MATERIAL FOR THIS TASK ->
--- begin ---
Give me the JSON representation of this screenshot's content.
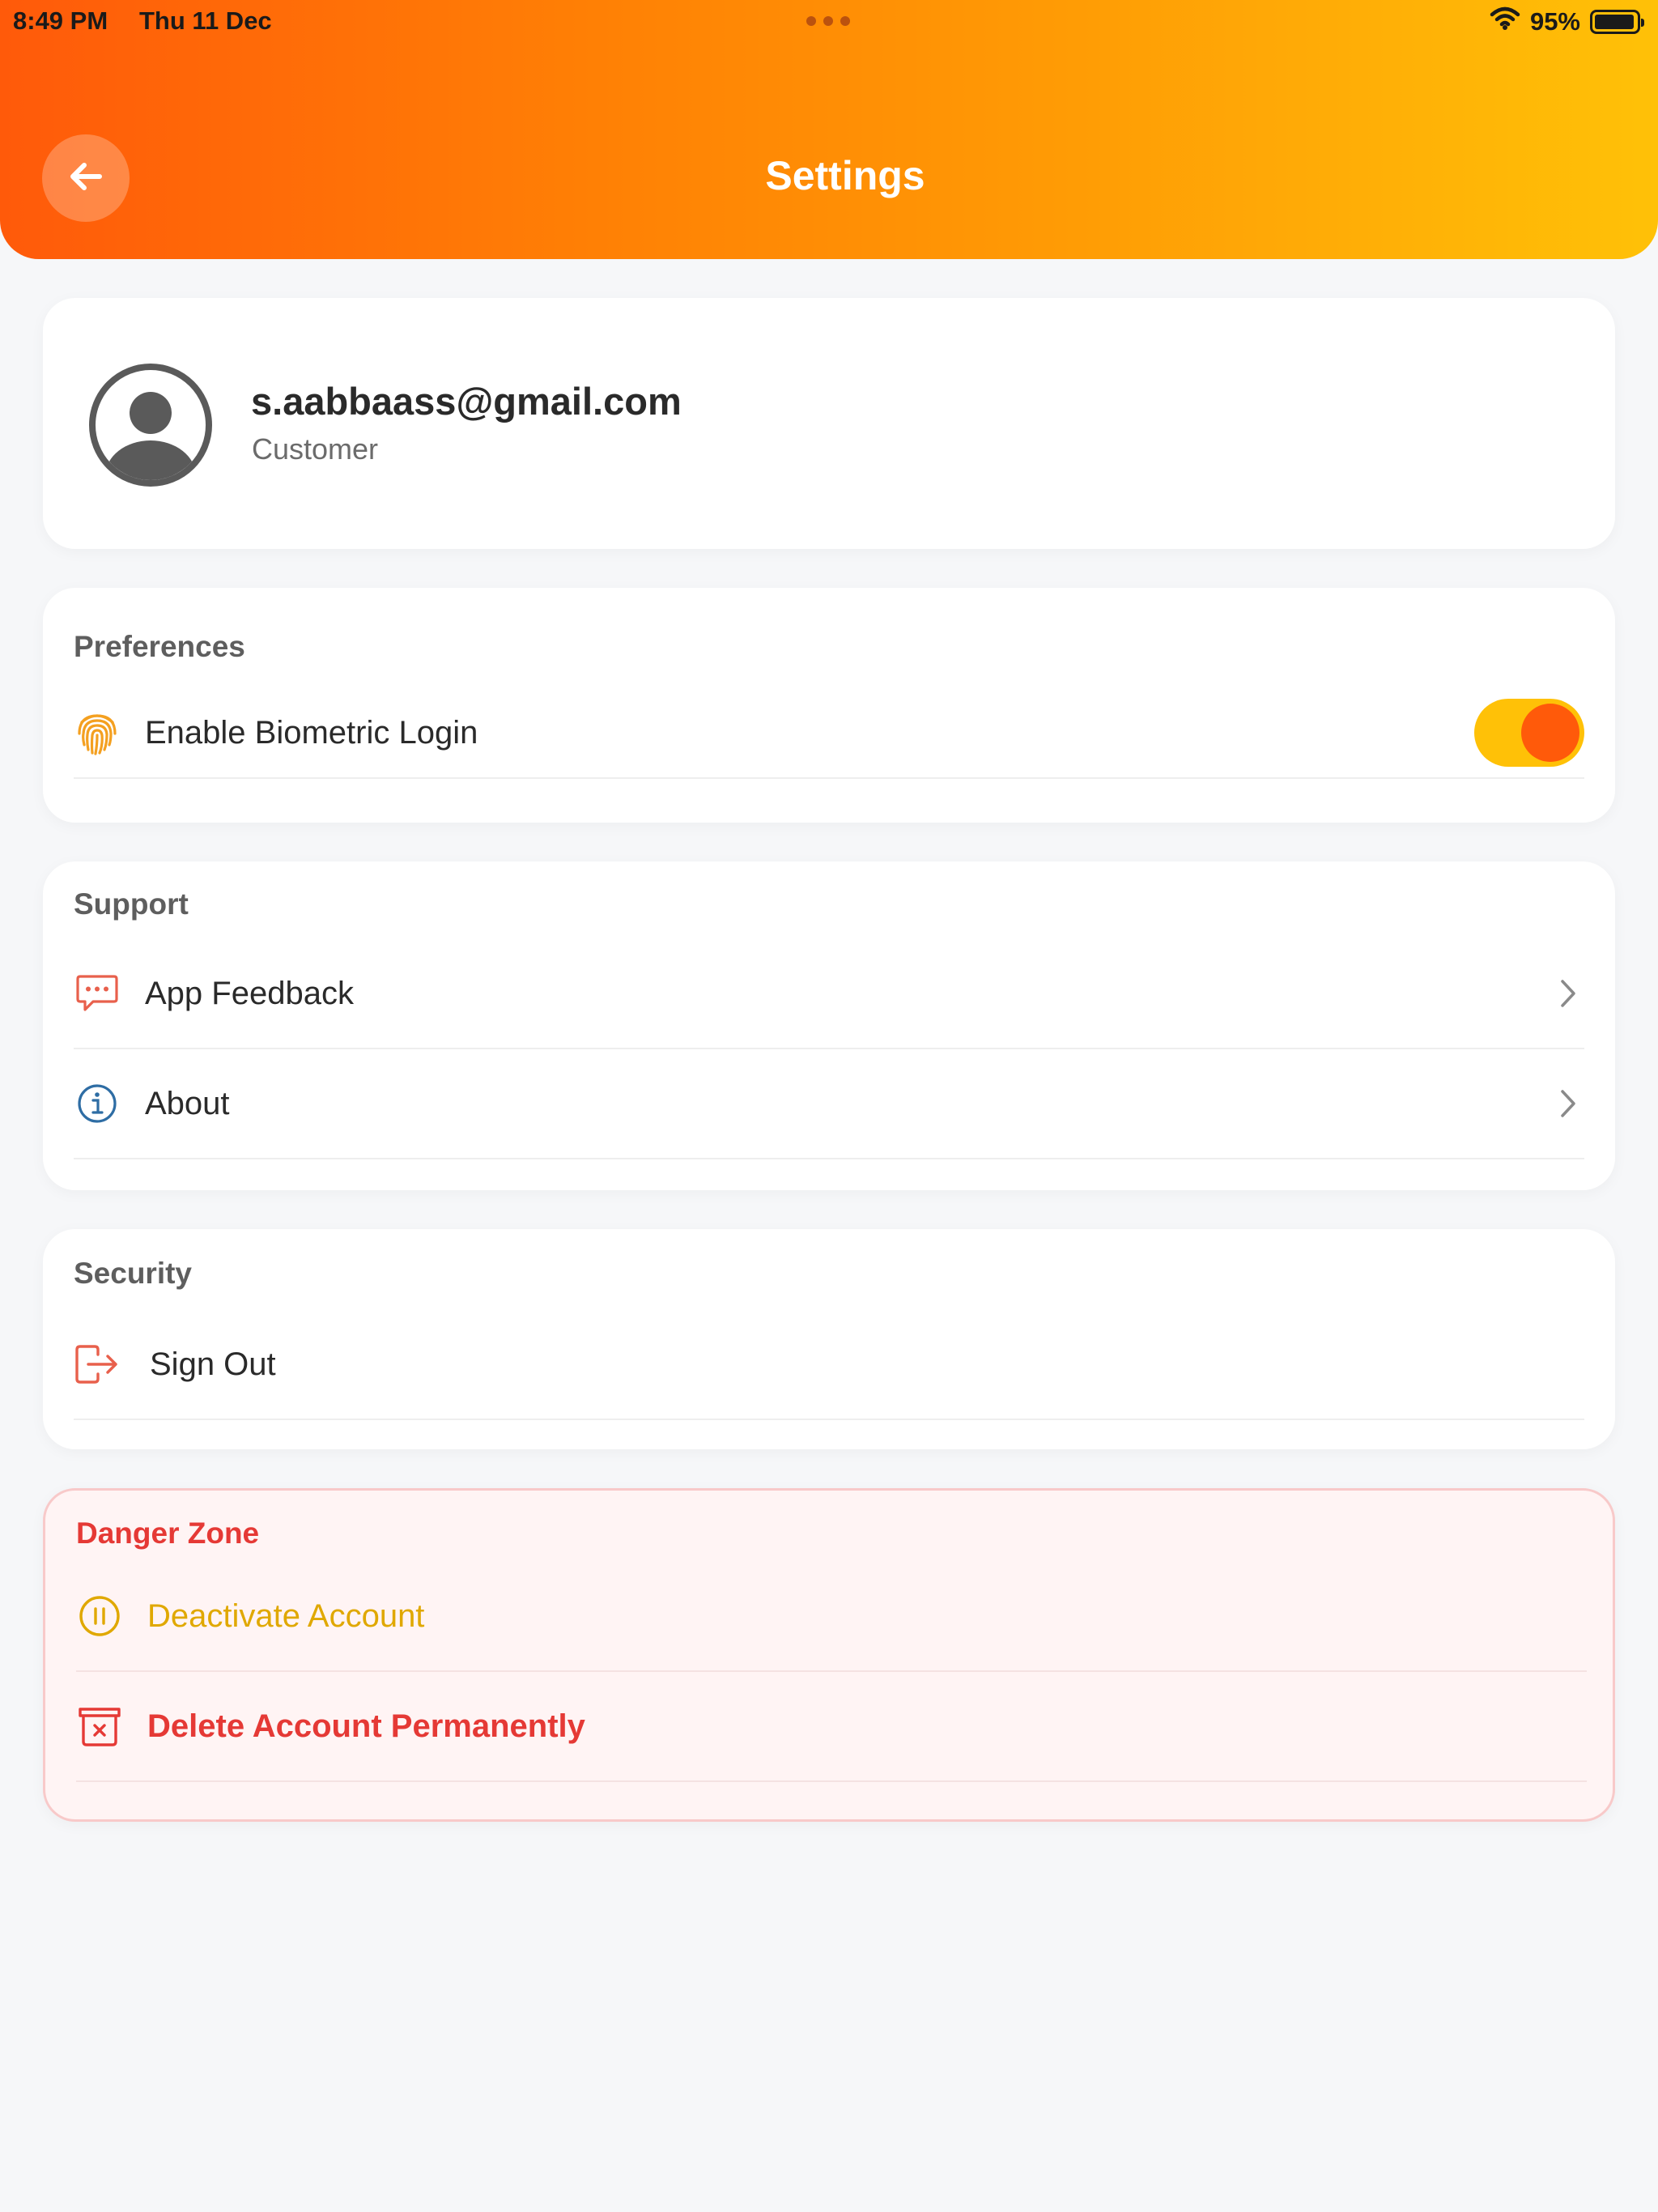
{
  "status_bar": {
    "time": "8:49 PM",
    "date": "Thu 11 Dec",
    "battery": "95%",
    "battery_level": 0.95
  },
  "header": {
    "title": "Settings",
    "back_icon": "arrow-left-icon",
    "gradient_start": "#ff5a0a",
    "gradient_end": "#ffc107"
  },
  "profile": {
    "email": "s.aabbaass@gmail.com",
    "role": "Customer",
    "avatar_icon": "user-circle-icon"
  },
  "preferences": {
    "title": "Preferences",
    "biometric": {
      "label": "Enable Biometric Login",
      "icon": "fingerprint-icon",
      "enabled": true
    }
  },
  "support": {
    "title": "Support",
    "items": [
      {
        "label": "App Feedback",
        "icon": "chat-bubble-icon"
      },
      {
        "label": "About",
        "icon": "info-icon"
      }
    ]
  },
  "security": {
    "title": "Security",
    "sign_out": {
      "label": "Sign Out",
      "icon": "sign-out-icon"
    }
  },
  "danger_zone": {
    "title": "Danger Zone",
    "deactivate": {
      "label": "Deactivate Account",
      "icon": "pause-circle-icon",
      "color": "#e0a800"
    },
    "delete": {
      "label": "Delete Account Permanently",
      "icon": "trash-x-icon",
      "color": "#e53935"
    }
  }
}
--- end ---
PROMPT -> Count how many lines above include the word "icon" and answer with that figure only.

EXERCISE ANSWER -> 8